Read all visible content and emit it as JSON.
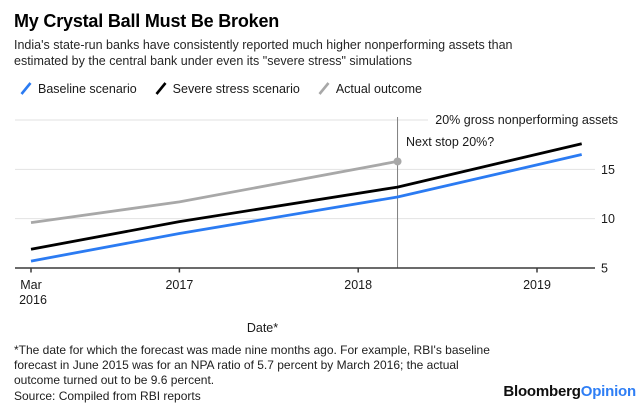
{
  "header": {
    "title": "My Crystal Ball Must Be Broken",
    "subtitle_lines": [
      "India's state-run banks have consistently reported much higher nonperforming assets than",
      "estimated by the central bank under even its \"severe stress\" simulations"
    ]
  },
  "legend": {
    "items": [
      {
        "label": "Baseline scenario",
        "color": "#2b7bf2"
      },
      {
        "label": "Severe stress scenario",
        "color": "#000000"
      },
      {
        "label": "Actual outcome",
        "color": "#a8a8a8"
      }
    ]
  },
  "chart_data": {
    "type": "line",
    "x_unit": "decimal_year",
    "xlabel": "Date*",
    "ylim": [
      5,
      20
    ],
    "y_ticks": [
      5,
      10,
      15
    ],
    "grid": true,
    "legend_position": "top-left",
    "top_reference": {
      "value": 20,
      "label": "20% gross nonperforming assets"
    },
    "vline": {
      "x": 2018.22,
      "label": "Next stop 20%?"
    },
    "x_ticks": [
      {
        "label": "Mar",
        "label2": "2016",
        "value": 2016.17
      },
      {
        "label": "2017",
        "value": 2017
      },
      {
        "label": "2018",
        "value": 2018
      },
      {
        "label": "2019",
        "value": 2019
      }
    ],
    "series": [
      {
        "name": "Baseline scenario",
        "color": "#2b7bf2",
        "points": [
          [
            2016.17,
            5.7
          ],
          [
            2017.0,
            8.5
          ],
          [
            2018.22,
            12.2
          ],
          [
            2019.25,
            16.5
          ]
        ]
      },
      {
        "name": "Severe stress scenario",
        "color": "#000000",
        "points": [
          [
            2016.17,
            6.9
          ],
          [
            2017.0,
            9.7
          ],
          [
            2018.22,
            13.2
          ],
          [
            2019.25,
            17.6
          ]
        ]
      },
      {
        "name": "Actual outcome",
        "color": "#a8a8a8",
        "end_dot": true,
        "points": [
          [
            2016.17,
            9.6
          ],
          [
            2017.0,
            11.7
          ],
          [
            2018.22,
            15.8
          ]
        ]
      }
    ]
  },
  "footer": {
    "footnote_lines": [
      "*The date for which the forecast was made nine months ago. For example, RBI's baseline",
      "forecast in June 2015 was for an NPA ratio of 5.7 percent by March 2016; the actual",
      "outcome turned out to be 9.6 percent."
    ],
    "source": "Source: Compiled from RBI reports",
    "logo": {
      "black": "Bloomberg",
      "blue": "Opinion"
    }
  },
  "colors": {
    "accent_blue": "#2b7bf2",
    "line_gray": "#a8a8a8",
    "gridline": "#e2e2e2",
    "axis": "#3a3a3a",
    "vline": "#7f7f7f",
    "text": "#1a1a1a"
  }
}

--

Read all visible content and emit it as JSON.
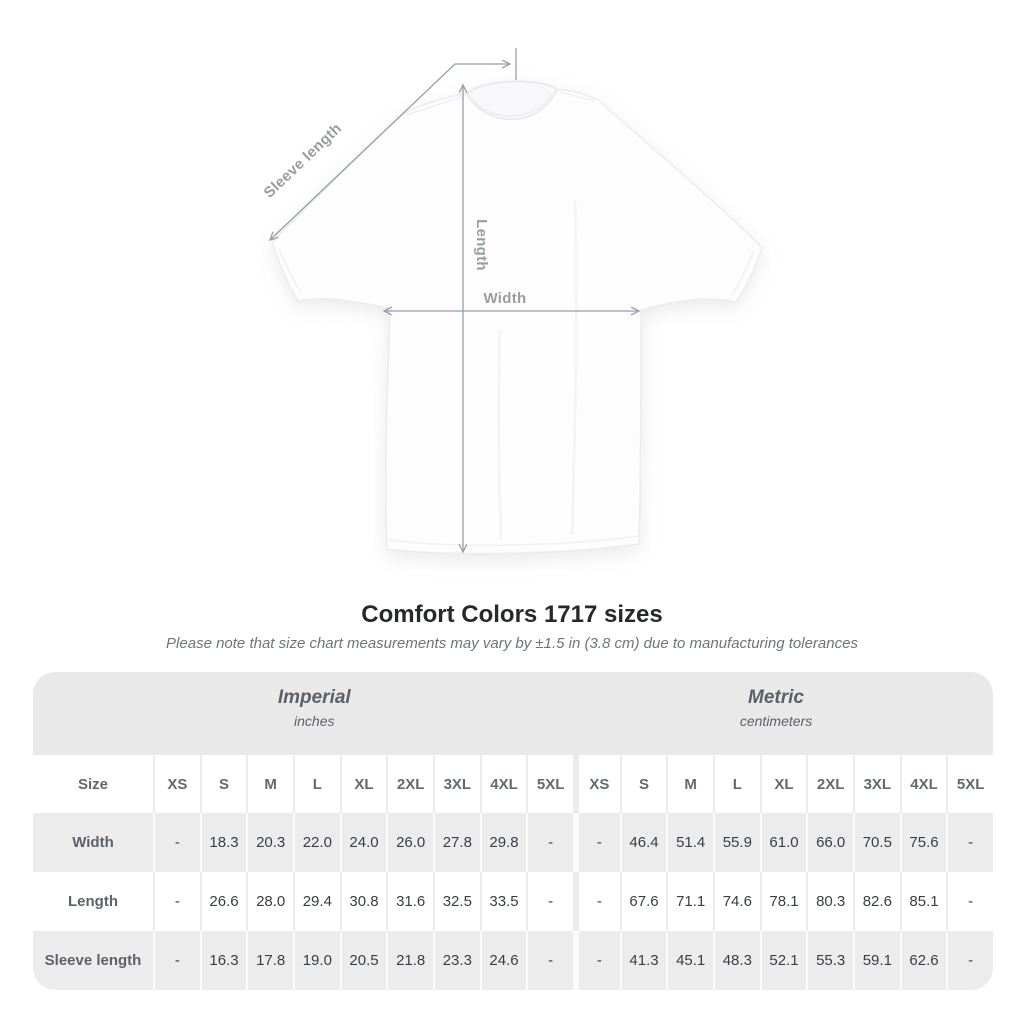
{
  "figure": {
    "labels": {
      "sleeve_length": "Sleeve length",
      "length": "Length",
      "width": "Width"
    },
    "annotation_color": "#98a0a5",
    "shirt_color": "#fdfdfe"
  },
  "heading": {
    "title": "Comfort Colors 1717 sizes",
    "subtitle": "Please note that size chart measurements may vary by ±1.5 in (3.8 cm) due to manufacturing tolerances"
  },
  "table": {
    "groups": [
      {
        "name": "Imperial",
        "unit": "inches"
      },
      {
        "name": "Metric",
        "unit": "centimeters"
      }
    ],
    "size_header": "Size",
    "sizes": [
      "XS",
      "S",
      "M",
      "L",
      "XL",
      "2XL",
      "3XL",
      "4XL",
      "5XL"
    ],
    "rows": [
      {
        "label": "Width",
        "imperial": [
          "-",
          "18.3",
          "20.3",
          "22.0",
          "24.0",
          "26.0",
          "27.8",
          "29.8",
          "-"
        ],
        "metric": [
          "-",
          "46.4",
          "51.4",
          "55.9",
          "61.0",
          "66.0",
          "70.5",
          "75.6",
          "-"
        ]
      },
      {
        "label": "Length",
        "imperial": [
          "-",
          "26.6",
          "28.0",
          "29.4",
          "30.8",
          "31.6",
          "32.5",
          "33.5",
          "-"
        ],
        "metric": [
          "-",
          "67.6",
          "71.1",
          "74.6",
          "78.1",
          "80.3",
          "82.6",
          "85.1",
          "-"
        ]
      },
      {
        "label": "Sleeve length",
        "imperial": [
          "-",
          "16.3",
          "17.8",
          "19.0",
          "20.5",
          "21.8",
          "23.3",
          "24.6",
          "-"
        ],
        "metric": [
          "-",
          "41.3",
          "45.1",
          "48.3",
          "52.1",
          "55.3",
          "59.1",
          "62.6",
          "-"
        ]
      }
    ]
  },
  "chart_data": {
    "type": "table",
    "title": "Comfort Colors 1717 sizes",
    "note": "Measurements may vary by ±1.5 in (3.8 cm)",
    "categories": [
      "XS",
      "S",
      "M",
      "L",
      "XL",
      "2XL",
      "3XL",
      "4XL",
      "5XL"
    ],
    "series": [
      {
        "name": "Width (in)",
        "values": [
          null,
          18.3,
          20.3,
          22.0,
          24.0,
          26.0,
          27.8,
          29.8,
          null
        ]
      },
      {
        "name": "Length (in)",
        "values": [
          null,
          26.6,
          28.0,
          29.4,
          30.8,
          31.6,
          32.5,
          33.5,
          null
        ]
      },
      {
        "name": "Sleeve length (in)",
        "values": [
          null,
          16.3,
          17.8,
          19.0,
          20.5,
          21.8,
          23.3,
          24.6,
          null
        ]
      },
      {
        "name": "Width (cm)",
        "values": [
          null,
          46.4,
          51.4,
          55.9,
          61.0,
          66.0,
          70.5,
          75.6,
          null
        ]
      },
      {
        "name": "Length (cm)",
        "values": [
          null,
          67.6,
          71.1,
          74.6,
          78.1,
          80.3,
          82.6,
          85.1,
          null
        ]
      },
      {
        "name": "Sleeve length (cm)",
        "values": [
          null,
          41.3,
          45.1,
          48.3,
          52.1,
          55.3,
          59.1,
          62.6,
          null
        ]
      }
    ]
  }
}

- GIVEN TASK: Search the data above for lines holding "forecast" and copy each of them.

- SOLUTION:
      "*The date for which the forecast was made nine months ago. For example, RBI's baseline",
      "forecast in June 2015 was for an NPA ratio of 5.7 percent by March 2016; the actual",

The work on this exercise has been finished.